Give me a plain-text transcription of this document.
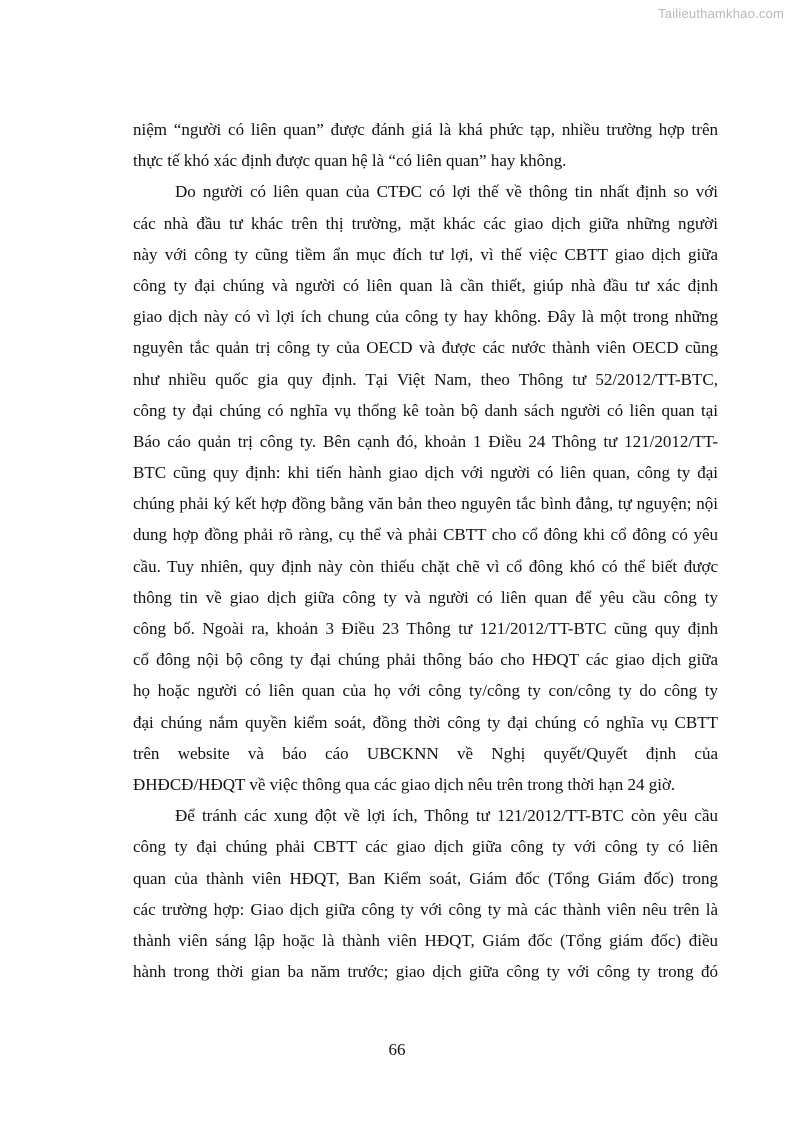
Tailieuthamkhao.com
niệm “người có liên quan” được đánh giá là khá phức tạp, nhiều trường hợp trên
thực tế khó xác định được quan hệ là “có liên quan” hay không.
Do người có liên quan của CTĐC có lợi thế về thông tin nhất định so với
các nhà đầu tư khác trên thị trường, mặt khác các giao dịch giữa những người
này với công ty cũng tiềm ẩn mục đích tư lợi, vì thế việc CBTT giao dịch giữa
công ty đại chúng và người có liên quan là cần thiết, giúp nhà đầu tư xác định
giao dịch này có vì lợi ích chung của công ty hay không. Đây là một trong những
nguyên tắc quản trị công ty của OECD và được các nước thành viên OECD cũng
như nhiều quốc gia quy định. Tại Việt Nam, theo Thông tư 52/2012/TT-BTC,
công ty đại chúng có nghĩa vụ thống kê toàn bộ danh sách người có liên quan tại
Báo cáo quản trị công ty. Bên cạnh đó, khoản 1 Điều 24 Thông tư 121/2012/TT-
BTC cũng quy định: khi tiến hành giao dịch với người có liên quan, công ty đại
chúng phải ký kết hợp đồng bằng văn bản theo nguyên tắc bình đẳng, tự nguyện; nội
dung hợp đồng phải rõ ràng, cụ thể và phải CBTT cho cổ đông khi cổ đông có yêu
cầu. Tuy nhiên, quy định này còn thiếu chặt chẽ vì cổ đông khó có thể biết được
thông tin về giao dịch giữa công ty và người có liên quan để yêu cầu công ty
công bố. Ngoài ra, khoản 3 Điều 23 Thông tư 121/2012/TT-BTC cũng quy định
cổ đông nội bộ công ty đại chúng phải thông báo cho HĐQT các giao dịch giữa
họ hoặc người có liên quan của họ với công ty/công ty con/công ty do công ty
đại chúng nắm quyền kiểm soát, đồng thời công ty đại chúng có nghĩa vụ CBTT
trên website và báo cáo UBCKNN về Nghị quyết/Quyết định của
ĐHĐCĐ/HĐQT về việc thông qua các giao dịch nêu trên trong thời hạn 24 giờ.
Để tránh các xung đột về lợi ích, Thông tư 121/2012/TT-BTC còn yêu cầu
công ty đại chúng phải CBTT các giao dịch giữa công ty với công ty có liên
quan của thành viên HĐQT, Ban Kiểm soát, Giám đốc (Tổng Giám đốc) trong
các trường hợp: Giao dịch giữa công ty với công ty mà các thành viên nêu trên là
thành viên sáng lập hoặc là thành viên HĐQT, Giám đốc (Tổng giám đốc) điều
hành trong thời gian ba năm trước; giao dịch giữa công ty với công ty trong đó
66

→ **Your objective**:
Repeat the data exactly, excluding the pictures.

→ **Answer**:
Give me a plain-text transcription of this document.
Tailieuthamkhao.com
niệm “người có liên quan” được đánh giá là khá phức tạp, nhiều trường hợp trên
thực tế khó xác định được quan hệ là “có liên quan” hay không.
Do người có liên quan của CTĐC có lợi thế về thông tin nhất định so với
các nhà đầu tư khác trên thị trường, mặt khác các giao dịch giữa những người
này với công ty cũng tiềm ẩn mục đích tư lợi, vì thế việc CBTT giao dịch giữa
công ty đại chúng và người có liên quan là cần thiết, giúp nhà đầu tư xác định
giao dịch này có vì lợi ích chung của công ty hay không. Đây là một trong những
nguyên tắc quản trị công ty của OECD và được các nước thành viên OECD cũng
như nhiều quốc gia quy định. Tại Việt Nam, theo Thông tư 52/2012/TT-BTC,
công ty đại chúng có nghĩa vụ thống kê toàn bộ danh sách người có liên quan tại
Báo cáo quản trị công ty. Bên cạnh đó, khoản 1 Điều 24 Thông tư 121/2012/TT-
BTC cũng quy định: khi tiến hành giao dịch với người có liên quan, công ty đại
chúng phải ký kết hợp đồng bằng văn bản theo nguyên tắc bình đẳng, tự nguyện; nội
dung hợp đồng phải rõ ràng, cụ thể và phải CBTT cho cổ đông khi cổ đông có yêu
cầu. Tuy nhiên, quy định này còn thiếu chặt chẽ vì cổ đông khó có thể biết được
thông tin về giao dịch giữa công ty và người có liên quan để yêu cầu công ty
công bố. Ngoài ra, khoản 3 Điều 23 Thông tư 121/2012/TT-BTC cũng quy định
cổ đông nội bộ công ty đại chúng phải thông báo cho HĐQT các giao dịch giữa
họ hoặc người có liên quan của họ với công ty/công ty con/công ty do công ty
đại chúng nắm quyền kiểm soát, đồng thời công ty đại chúng có nghĩa vụ CBTT
trên website và báo cáo UBCKNN về Nghị quyết/Quyết định của
ĐHĐCĐ/HĐQT về việc thông qua các giao dịch nêu trên trong thời hạn 24 giờ.
Để tránh các xung đột về lợi ích, Thông tư 121/2012/TT-BTC còn yêu cầu
công ty đại chúng phải CBTT các giao dịch giữa công ty với công ty có liên
quan của thành viên HĐQT, Ban Kiểm soát, Giám đốc (Tổng Giám đốc) trong
các trường hợp: Giao dịch giữa công ty với công ty mà các thành viên nêu trên là
thành viên sáng lập hoặc là thành viên HĐQT, Giám đốc (Tổng giám đốc) điều
hành trong thời gian ba năm trước; giao dịch giữa công ty với công ty trong đó
66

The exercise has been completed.